**PROBLEM DESCRIPTION**
Rewrite everything from the start of the records down to the line containing "legend-label: E-mail: [836, 382, 896, 402]", both ends included and requests kept, shifting every coordinate in the answers by adding 104. Leave the pictures out.
━━━ EXTRACTED MATERIAL ━━━
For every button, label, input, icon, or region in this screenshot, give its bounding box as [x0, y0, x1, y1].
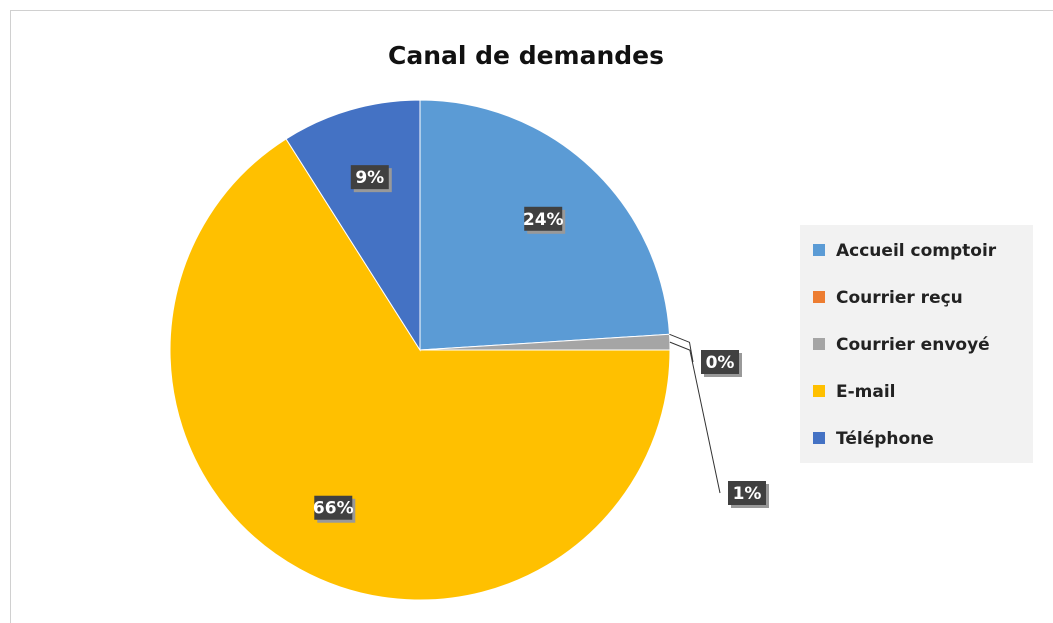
legend-swatch: [813, 432, 825, 444]
label-box: [728, 481, 766, 505]
legend-swatch: [813, 338, 825, 350]
label-box: [314, 495, 353, 520]
legend-label: E-mail: [836, 382, 896, 402]
pie-slice: [285, 99, 421, 352]
data-label: 66%: [313, 499, 354, 519]
legend-label: Accueil comptoir: [836, 241, 997, 261]
pie-slice: [169, 138, 671, 601]
data-label: 9%: [355, 168, 384, 188]
data-label: 1%: [733, 484, 762, 504]
legend-box: [800, 225, 1033, 463]
label-box: [701, 350, 739, 374]
legend-swatch: [813, 244, 825, 256]
leader-line: [669, 333, 694, 363]
legend-label: Courrier envoyé: [836, 335, 990, 355]
label-box: [524, 206, 563, 231]
chart-title: Canal de demandes: [388, 41, 664, 70]
legend-swatch: [813, 291, 825, 303]
legend-swatch: [813, 385, 825, 397]
legend-label: Courrier reçu: [836, 288, 963, 308]
data-label: 24%: [523, 210, 564, 230]
data-label: 0%: [706, 353, 735, 373]
legend-label: Téléphone: [836, 429, 934, 449]
label-box: [350, 165, 389, 190]
leader-line: [669, 341, 721, 494]
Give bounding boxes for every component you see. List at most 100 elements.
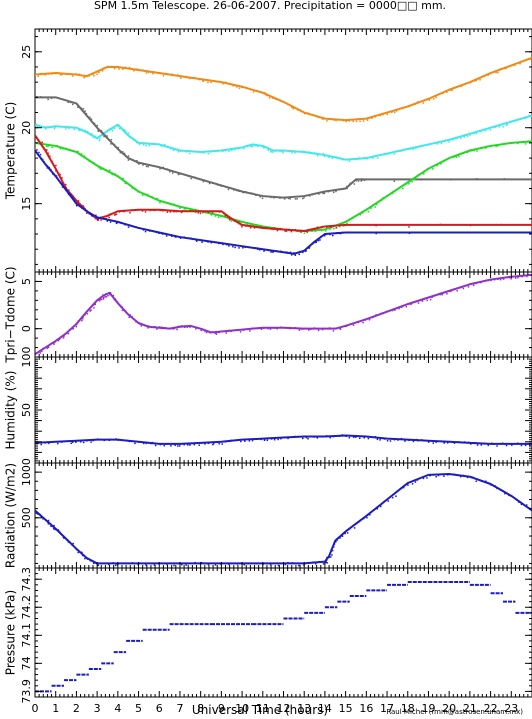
━━━
**FINISHED EXERCISE**
For every button, label, input, icon, or region in this screenshot, give its bounding box as [x0, y0, x1, y1].
legend-swatch: [917, 536, 929, 548]
label-box: [832, 585, 870, 609]
legend-swatch: [917, 442, 929, 454]
label-box: [418, 599, 457, 624]
legend-label: E-mail: [940, 486, 1000, 506]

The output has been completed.